DIRECTIONS FOR THIS TASK » All of the material below is to be retyped exactly.

-- SUPPLIED INFORMATION start --

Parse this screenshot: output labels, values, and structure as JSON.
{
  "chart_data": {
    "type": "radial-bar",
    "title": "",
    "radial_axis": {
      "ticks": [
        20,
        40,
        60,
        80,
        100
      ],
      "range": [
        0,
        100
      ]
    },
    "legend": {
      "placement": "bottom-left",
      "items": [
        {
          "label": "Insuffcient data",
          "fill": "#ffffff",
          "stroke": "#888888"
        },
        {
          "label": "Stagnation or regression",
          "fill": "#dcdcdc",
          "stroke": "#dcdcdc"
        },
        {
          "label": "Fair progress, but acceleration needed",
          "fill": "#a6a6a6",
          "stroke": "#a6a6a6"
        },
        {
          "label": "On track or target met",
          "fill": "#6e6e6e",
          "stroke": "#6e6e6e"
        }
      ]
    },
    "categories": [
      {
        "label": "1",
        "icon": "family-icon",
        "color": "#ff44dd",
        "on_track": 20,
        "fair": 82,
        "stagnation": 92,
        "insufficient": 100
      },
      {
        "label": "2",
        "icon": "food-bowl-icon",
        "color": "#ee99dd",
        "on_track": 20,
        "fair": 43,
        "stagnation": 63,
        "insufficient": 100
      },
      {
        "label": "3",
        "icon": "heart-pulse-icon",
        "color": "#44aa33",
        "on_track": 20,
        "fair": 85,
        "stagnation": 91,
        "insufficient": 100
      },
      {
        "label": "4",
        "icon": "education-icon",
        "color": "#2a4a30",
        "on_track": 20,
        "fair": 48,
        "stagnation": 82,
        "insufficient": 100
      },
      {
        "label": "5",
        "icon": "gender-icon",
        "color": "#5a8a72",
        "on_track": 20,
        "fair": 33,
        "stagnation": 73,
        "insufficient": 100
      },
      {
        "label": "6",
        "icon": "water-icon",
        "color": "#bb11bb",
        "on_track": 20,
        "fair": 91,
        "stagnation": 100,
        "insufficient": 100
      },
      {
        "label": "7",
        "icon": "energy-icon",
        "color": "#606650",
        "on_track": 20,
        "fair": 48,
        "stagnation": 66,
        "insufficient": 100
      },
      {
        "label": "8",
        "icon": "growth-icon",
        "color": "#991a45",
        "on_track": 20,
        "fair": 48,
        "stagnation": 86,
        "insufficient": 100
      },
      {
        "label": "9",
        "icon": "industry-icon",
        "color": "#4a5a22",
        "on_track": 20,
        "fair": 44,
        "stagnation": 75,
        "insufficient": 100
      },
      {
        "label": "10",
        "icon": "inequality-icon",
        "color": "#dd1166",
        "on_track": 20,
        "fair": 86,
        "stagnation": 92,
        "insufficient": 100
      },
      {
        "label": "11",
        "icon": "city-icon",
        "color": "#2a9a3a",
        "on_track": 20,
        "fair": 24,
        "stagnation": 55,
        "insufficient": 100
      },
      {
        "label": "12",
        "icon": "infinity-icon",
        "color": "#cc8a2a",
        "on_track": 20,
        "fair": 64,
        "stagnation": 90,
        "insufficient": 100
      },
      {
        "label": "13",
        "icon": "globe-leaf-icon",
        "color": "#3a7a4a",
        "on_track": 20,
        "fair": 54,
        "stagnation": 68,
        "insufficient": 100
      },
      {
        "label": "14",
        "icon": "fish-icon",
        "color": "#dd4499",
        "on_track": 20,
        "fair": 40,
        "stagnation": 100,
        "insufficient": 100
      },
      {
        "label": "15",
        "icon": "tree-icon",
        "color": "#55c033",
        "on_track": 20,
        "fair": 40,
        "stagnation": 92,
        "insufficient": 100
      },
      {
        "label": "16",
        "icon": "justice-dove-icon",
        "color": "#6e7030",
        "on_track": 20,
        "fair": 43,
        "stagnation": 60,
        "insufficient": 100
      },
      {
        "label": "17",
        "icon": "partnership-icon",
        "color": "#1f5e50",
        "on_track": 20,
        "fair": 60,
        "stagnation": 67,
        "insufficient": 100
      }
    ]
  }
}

-- SUPPLIED INFORMATION end --

EXERCISE SOLUTION »
Parse this screenshot: output labels, values, and structure as JSON.
{
  "chart_data": {
    "type": "radial-bar",
    "title": "",
    "radial_axis": {
      "ticks": [
        20,
        40,
        60,
        80,
        100
      ],
      "range": [
        0,
        100
      ]
    },
    "legend": {
      "placement": "bottom-left",
      "items": [
        {
          "label": "Insuffcient data",
          "fill": "#ffffff",
          "stroke": "#888888"
        },
        {
          "label": "Stagnation or regression",
          "fill": "#dcdcdc",
          "stroke": "#dcdcdc"
        },
        {
          "label": "Fair progress, but acceleration needed",
          "fill": "#a6a6a6",
          "stroke": "#a6a6a6"
        },
        {
          "label": "On track or target met",
          "fill": "#6e6e6e",
          "stroke": "#6e6e6e"
        }
      ]
    },
    "categories": [
      {
        "label": "1",
        "icon": "family-icon",
        "color": "#ff44dd",
        "on_track": 20,
        "fair": 82,
        "stagnation": 92,
        "insufficient": 100
      },
      {
        "label": "2",
        "icon": "food-bowl-icon",
        "color": "#ee99dd",
        "on_track": 20,
        "fair": 43,
        "stagnation": 63,
        "insufficient": 100
      },
      {
        "label": "3",
        "icon": "heart-pulse-icon",
        "color": "#44aa33",
        "on_track": 20,
        "fair": 85,
        "stagnation": 91,
        "insufficient": 100
      },
      {
        "label": "4",
        "icon": "education-icon",
        "color": "#2a4a30",
        "on_track": 20,
        "fair": 48,
        "stagnation": 82,
        "insufficient": 100
      },
      {
        "label": "5",
        "icon": "gender-icon",
        "color": "#5a8a72",
        "on_track": 20,
        "fair": 33,
        "stagnation": 73,
        "insufficient": 100
      },
      {
        "label": "6",
        "icon": "water-icon",
        "color": "#bb11bb",
        "on_track": 20,
        "fair": 91,
        "stagnation": 100,
        "insufficient": 100
      },
      {
        "label": "7",
        "icon": "energy-icon",
        "color": "#606650",
        "on_track": 20,
        "fair": 48,
        "stagnation": 66,
        "insufficient": 100
      },
      {
        "label": "8",
        "icon": "growth-icon",
        "color": "#991a45",
        "on_track": 20,
        "fair": 48,
        "stagnation": 86,
        "insufficient": 100
      },
      {
        "label": "9",
        "icon": "industry-icon",
        "color": "#4a5a22",
        "on_track": 20,
        "fair": 44,
        "stagnation": 75,
        "insufficient": 100
      },
      {
        "label": "10",
        "icon": "inequality-icon",
        "color": "#dd1166",
        "on_track": 20,
        "fair": 86,
        "stagnation": 92,
        "insufficient": 100
      },
      {
        "label": "11",
        "icon": "city-icon",
        "color": "#2a9a3a",
        "on_track": 20,
        "fair": 24,
        "stagnation": 55,
        "insufficient": 100
      },
      {
        "label": "12",
        "icon": "infinity-icon",
        "color": "#cc8a2a",
        "on_track": 20,
        "fair": 64,
        "stagnation": 90,
        "insufficient": 100
      },
      {
        "label": "13",
        "icon": "globe-leaf-icon",
        "color": "#3a7a4a",
        "on_track": 20,
        "fair": 54,
        "stagnation": 68,
        "insufficient": 100
      },
      {
        "label": "14",
        "icon": "fish-icon",
        "color": "#dd4499",
        "on_track": 20,
        "fair": 40,
        "stagnation": 100,
        "insufficient": 100
      },
      {
        "label": "15",
        "icon": "tree-icon",
        "color": "#55c033",
        "on_track": 20,
        "fair": 40,
        "stagnation": 92,
        "insufficient": 100
      },
      {
        "label": "16",
        "icon": "justice-dove-icon",
        "color": "#6e7030",
        "on_track": 20,
        "fair": 43,
        "stagnation": 60,
        "insufficient": 100
      },
      {
        "label": "17",
        "icon": "partnership-icon",
        "color": "#1f5e50",
        "on_track": 20,
        "fair": 60,
        "stagnation": 67,
        "insufficient": 100
      }
    ]
  }
}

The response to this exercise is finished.